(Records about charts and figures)
_ _ _ _ _ _ _

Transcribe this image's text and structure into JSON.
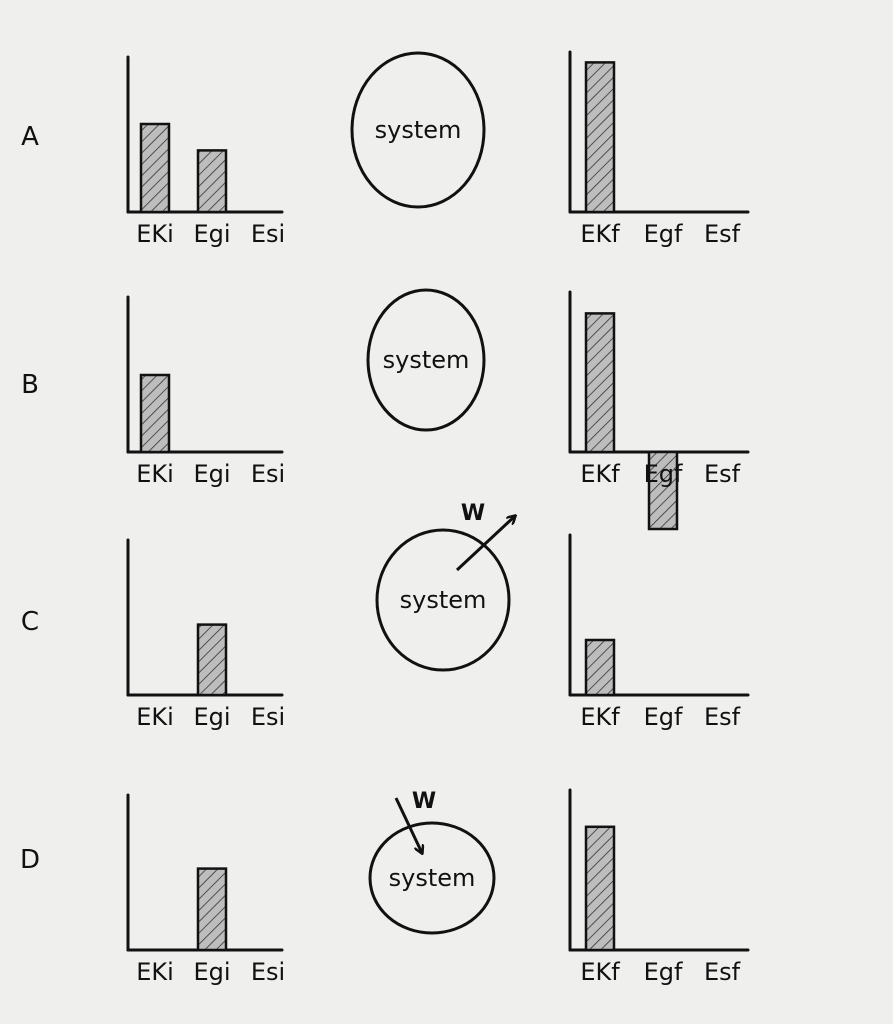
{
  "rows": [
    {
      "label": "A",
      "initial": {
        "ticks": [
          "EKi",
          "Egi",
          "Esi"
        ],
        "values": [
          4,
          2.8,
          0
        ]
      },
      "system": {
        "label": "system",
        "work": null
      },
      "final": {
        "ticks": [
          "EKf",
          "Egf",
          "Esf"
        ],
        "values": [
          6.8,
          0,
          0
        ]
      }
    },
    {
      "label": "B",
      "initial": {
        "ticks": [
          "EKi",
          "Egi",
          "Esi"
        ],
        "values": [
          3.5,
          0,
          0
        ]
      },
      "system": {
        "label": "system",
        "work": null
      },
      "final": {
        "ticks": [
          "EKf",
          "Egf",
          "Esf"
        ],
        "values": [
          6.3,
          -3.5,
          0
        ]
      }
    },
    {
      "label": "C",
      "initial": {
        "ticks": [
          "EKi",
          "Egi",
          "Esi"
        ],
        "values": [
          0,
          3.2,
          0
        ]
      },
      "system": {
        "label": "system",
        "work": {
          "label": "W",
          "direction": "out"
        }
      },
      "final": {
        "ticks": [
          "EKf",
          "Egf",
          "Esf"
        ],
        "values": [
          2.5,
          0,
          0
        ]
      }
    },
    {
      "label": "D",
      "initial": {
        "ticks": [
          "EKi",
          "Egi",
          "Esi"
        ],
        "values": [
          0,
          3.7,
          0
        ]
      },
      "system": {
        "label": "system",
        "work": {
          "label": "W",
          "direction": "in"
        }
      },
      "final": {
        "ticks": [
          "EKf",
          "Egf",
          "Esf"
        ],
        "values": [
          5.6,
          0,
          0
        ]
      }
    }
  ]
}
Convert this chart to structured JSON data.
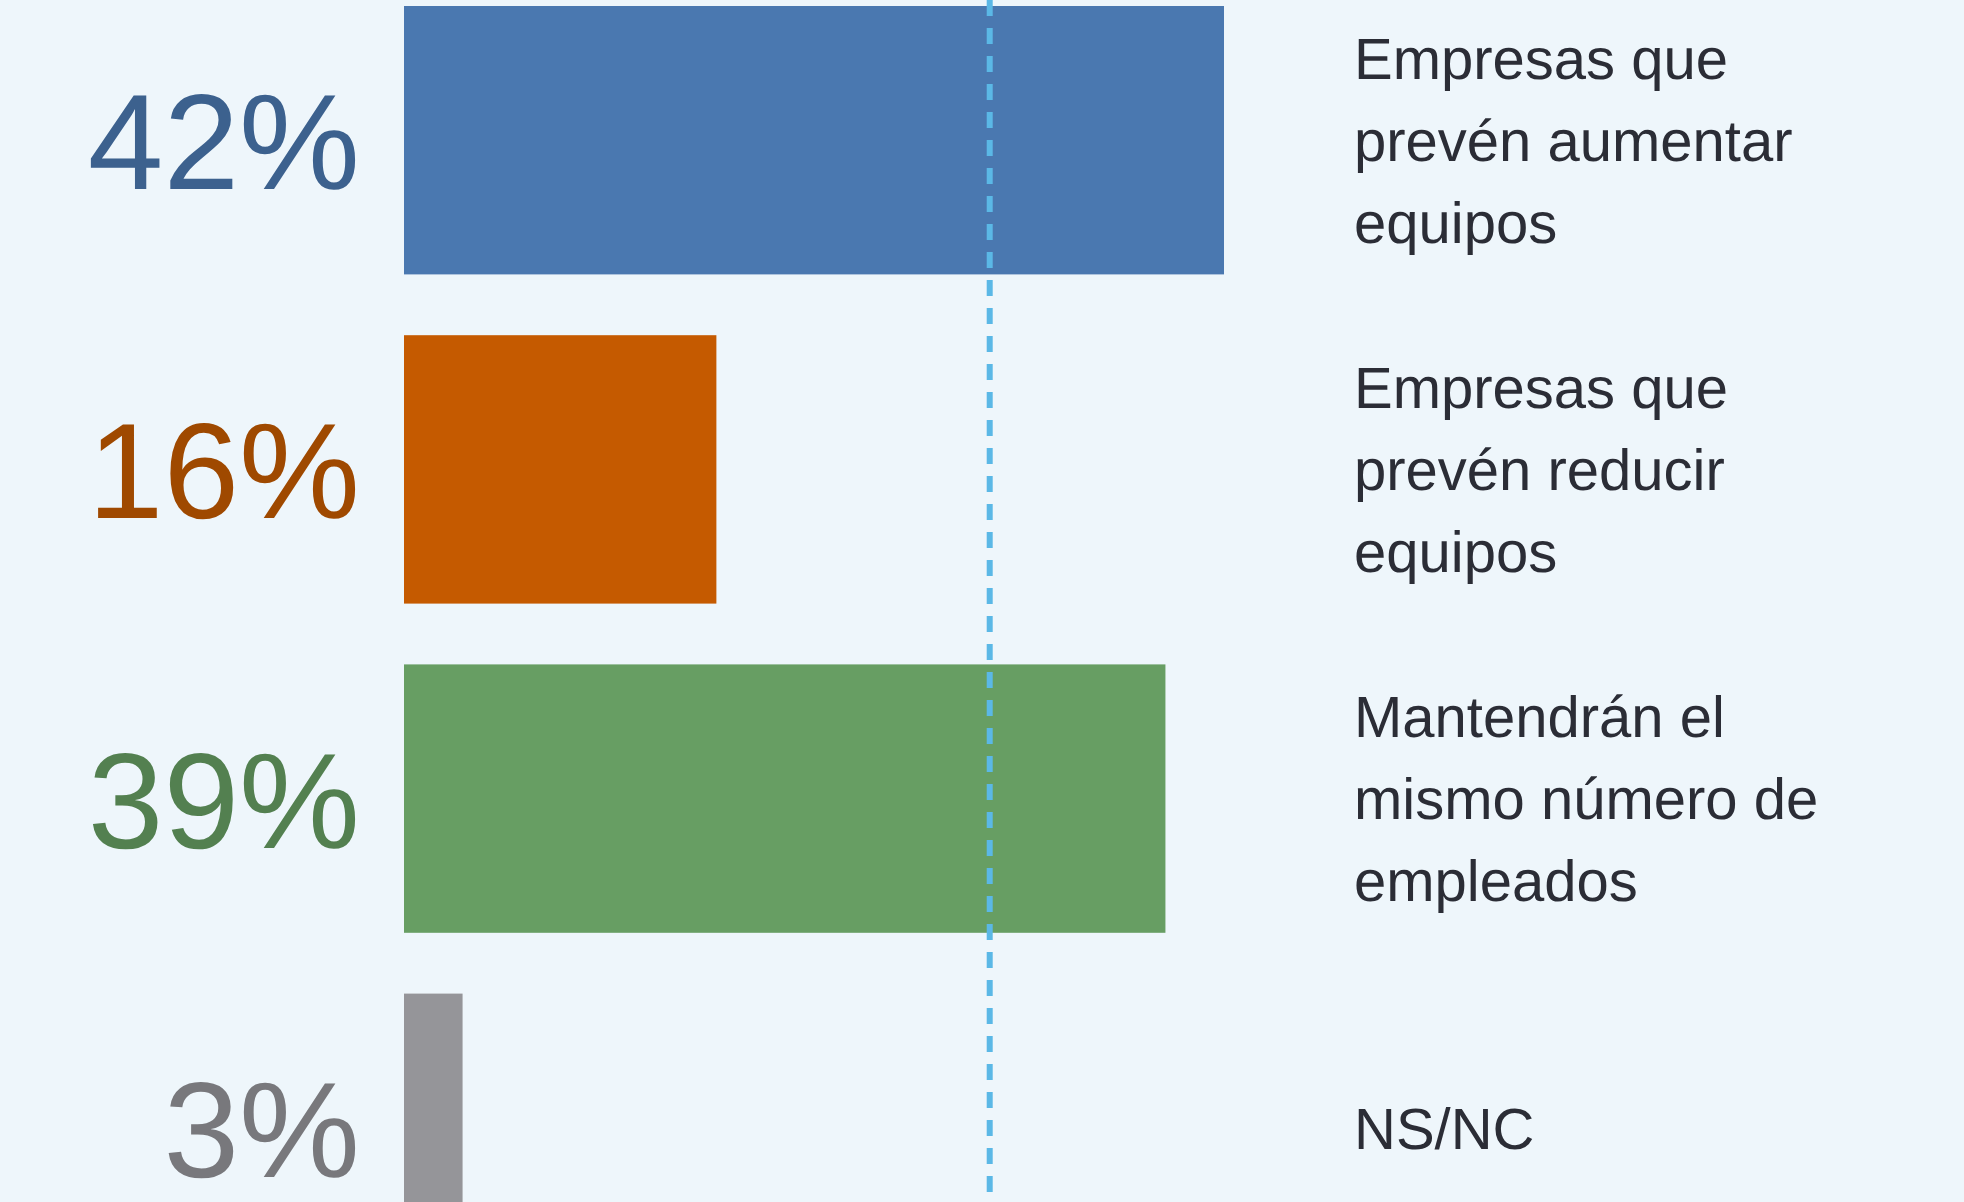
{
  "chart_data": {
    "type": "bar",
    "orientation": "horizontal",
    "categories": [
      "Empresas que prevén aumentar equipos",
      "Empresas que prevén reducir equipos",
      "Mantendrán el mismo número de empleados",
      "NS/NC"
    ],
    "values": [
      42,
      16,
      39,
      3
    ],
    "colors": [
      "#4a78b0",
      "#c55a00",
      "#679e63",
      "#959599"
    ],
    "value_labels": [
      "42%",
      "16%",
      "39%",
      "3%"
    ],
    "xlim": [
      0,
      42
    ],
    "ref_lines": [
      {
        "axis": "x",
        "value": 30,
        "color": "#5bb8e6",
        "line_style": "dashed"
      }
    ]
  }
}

_ _ _ _ _ _ _

Instructions for the task: With the pictures omitted, reproduce the records in full and exactly.

Worked solution:
Transcribe this image's text and structure into JSON.
{
  "rows": [
    {
      "label": "A",
      "initial": {
        "ticks": [
          "EKi",
          "Egi",
          "Esi"
        ],
        "values": [
          4,
          2.8,
          0
        ]
      },
      "system": {
        "label": "system",
        "work": null
      },
      "final": {
        "ticks": [
          "EKf",
          "Egf",
          "Esf"
        ],
        "values": [
          6.8,
          0,
          0
        ]
      }
    },
    {
      "label": "B",
      "initial": {
        "ticks": [
          "EKi",
          "Egi",
          "Esi"
        ],
        "values": [
          3.5,
          0,
          0
        ]
      },
      "system": {
        "label": "system",
        "work": null
      },
      "final": {
        "ticks": [
          "EKf",
          "Egf",
          "Esf"
        ],
        "values": [
          6.3,
          -3.5,
          0
        ]
      }
    },
    {
      "label": "C",
      "initial": {
        "ticks": [
          "EKi",
          "Egi",
          "Esi"
        ],
        "values": [
          0,
          3.2,
          0
        ]
      },
      "system": {
        "label": "system",
        "work": {
          "label": "W",
          "direction": "out"
        }
      },
      "final": {
        "ticks": [
          "EKf",
          "Egf",
          "Esf"
        ],
        "values": [
          2.5,
          0,
          0
        ]
      }
    },
    {
      "label": "D",
      "initial": {
        "ticks": [
          "EKi",
          "Egi",
          "Esi"
        ],
        "values": [
          0,
          3.7,
          0
        ]
      },
      "system": {
        "label": "system",
        "work": {
          "label": "W",
          "direction": "in"
        }
      },
      "final": {
        "ticks": [
          "EKf",
          "Egf",
          "Esf"
        ],
        "values": [
          5.6,
          0,
          0
        ]
      }
    }
  ]
}
Convert this chart to structured JSON data.
{
  "chart_data": {
    "type": "bar",
    "orientation": "horizontal",
    "categories": [
      "Empresas que prevén aumentar equipos",
      "Empresas que prevén reducir equipos",
      "Mantendrán el mismo número de empleados",
      "NS/NC"
    ],
    "values": [
      42,
      16,
      39,
      3
    ],
    "colors": [
      "#4a78b0",
      "#c55a00",
      "#679e63",
      "#959599"
    ],
    "value_labels": [
      "42%",
      "16%",
      "39%",
      "3%"
    ],
    "xlim": [
      0,
      42
    ],
    "ref_lines": [
      {
        "axis": "x",
        "value": 30,
        "color": "#5bb8e6",
        "line_style": "dashed"
      }
    ]
  }
}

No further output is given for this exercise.